_WHAT YOU ARE ASKED TO DO:_
State how many lines in these records contain the word "Options", and nothing else.

_DATA RECORDS:_
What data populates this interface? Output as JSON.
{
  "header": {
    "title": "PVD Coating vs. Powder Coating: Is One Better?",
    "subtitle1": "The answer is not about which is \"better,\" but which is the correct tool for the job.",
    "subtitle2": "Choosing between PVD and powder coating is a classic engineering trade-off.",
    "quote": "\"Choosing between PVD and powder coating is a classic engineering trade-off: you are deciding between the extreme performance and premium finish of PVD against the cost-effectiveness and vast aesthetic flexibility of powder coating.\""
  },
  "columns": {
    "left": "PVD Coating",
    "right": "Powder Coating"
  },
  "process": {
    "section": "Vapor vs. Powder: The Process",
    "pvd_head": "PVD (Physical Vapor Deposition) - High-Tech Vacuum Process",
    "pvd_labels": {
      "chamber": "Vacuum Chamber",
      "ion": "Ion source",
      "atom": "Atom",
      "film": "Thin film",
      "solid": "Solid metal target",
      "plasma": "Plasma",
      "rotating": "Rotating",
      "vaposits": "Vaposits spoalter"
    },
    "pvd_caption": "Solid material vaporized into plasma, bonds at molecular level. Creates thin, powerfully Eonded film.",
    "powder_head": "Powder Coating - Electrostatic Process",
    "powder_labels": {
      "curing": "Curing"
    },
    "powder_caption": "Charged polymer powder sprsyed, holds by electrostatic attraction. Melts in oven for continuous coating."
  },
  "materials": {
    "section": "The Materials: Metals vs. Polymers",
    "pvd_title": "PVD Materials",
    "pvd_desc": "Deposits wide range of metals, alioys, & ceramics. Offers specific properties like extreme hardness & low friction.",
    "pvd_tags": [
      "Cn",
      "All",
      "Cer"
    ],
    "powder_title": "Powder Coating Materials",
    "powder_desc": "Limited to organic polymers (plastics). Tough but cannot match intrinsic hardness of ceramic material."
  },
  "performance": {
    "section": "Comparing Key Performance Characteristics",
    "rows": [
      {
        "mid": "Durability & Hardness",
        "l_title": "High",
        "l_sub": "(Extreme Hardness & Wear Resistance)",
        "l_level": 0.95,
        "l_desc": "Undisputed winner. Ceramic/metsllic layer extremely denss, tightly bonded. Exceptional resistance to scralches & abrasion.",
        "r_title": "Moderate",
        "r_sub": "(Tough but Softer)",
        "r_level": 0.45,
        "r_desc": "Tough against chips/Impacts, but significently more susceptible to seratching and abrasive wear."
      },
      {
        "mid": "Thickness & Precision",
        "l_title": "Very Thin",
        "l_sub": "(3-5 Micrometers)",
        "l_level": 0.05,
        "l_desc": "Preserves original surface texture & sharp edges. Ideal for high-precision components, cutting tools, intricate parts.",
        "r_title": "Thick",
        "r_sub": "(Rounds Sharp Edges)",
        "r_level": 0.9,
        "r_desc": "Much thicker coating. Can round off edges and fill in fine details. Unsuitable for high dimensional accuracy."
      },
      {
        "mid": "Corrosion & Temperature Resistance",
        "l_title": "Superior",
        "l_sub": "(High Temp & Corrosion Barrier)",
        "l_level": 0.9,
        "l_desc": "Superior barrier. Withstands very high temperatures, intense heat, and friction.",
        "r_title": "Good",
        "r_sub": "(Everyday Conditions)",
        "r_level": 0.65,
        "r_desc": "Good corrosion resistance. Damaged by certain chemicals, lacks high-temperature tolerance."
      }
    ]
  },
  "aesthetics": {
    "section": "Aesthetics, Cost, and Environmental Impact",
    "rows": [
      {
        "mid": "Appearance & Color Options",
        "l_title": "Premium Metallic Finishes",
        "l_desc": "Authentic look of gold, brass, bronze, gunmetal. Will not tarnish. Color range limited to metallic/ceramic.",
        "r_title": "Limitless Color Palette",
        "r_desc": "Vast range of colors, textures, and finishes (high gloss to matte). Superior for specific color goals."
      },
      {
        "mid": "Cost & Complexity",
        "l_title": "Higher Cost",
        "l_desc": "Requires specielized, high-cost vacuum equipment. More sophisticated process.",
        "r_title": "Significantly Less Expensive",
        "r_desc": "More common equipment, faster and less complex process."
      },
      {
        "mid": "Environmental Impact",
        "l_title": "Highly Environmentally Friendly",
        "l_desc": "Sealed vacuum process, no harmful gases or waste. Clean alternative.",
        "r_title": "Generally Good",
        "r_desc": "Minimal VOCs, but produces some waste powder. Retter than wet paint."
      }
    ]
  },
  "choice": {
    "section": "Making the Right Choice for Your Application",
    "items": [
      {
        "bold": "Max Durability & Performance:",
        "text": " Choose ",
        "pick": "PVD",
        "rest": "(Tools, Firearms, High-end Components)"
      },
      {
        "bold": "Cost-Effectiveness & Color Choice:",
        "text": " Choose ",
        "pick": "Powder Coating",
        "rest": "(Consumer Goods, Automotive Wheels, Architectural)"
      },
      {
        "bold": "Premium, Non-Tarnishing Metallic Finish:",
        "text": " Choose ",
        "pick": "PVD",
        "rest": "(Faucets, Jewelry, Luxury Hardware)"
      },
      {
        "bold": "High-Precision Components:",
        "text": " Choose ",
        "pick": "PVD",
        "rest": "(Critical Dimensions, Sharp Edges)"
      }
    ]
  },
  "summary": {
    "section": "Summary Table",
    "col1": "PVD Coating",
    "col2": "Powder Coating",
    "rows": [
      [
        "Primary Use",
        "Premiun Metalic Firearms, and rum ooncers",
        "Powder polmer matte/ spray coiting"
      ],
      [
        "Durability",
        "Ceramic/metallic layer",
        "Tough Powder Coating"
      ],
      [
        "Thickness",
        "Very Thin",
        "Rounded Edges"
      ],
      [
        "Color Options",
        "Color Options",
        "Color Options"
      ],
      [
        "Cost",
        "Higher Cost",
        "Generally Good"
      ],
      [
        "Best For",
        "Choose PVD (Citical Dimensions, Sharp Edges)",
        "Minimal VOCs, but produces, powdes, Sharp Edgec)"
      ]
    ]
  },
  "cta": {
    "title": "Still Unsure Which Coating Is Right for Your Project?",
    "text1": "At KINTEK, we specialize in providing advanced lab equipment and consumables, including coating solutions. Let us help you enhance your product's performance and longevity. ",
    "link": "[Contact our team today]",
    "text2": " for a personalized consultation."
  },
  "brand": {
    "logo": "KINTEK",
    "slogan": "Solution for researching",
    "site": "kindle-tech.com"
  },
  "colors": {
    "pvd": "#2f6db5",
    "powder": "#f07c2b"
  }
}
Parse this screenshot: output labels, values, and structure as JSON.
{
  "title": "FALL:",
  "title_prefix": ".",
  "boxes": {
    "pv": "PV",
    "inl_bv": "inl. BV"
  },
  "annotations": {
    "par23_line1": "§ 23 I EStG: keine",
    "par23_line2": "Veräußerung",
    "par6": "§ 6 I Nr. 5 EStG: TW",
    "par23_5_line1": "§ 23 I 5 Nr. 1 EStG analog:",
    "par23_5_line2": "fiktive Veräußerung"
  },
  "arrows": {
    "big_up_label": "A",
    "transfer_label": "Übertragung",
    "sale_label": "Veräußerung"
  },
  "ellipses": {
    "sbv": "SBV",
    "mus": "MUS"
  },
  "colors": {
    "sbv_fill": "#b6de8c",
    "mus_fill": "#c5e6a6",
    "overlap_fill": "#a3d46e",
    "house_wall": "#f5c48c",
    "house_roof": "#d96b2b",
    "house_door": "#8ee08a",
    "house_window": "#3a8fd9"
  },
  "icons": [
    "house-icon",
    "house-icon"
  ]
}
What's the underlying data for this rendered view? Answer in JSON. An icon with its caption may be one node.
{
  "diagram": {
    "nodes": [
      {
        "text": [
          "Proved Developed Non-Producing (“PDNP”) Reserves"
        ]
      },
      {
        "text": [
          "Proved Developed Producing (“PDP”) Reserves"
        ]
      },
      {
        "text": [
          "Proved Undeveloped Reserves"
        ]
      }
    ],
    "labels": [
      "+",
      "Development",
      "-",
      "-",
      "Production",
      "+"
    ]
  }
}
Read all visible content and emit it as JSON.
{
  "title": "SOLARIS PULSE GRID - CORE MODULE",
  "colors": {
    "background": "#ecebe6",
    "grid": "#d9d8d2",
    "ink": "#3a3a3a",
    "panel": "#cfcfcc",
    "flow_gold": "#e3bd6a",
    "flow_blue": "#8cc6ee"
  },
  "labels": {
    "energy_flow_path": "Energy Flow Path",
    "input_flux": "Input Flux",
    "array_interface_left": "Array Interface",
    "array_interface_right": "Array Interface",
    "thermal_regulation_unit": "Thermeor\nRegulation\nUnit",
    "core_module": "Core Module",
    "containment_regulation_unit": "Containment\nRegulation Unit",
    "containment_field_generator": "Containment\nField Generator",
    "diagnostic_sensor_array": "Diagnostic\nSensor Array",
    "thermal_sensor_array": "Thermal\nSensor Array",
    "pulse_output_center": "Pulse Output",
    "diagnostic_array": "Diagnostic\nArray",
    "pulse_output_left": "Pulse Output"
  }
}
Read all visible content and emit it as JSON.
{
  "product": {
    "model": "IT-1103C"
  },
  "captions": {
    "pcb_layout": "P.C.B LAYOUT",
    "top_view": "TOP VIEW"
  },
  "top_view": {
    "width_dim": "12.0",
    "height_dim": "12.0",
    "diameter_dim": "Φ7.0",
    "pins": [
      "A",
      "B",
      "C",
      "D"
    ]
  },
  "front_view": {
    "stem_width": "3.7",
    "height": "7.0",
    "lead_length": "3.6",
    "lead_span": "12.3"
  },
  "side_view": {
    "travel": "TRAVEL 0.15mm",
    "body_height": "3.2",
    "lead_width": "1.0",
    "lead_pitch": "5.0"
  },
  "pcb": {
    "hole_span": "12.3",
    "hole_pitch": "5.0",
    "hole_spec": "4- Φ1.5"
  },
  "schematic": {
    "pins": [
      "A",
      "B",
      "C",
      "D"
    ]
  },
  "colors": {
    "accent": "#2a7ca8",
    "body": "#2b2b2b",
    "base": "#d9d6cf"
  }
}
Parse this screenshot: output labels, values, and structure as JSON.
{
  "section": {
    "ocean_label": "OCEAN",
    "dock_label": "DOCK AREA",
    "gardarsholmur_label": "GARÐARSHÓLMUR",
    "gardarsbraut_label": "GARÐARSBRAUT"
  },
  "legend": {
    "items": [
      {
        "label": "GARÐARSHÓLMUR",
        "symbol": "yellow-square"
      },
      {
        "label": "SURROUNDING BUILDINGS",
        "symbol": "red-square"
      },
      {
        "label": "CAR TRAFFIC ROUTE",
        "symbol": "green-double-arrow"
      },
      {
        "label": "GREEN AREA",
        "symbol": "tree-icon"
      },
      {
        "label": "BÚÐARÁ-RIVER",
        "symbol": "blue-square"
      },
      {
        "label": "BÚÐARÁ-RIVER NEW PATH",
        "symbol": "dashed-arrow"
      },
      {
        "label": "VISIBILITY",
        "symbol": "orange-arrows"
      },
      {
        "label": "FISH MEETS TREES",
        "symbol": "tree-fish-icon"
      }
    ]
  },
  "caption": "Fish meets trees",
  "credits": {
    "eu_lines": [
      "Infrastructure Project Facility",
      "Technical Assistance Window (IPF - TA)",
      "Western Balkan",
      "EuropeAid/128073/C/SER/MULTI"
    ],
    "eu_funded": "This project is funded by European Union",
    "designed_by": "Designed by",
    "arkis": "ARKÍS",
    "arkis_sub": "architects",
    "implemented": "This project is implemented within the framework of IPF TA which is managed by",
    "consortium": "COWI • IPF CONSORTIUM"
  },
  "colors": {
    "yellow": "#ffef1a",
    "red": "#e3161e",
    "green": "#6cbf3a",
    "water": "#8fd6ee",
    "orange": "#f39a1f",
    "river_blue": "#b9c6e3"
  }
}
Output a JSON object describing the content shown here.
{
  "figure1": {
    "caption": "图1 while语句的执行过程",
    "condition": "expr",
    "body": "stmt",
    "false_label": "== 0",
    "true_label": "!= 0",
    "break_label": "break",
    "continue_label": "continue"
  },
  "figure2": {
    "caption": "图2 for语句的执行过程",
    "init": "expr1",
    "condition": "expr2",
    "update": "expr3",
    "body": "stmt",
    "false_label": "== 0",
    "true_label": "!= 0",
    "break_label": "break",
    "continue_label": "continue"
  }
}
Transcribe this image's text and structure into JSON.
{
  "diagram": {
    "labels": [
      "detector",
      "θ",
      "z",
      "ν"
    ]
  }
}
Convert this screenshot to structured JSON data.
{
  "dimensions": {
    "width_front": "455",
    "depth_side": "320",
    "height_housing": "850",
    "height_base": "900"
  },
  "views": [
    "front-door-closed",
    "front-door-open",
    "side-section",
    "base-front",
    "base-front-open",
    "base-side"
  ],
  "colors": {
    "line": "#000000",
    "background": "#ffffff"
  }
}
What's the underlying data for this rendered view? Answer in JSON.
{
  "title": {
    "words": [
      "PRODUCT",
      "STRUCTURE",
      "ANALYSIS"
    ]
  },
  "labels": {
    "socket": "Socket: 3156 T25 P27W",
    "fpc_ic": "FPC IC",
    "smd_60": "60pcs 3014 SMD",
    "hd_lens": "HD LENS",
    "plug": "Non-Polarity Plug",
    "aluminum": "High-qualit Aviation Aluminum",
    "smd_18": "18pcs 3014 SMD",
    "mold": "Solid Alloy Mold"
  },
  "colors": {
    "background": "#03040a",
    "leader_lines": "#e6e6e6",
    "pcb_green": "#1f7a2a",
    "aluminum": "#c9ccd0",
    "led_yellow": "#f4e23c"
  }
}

_SOLUTION TO THIS PROBLEM:_
4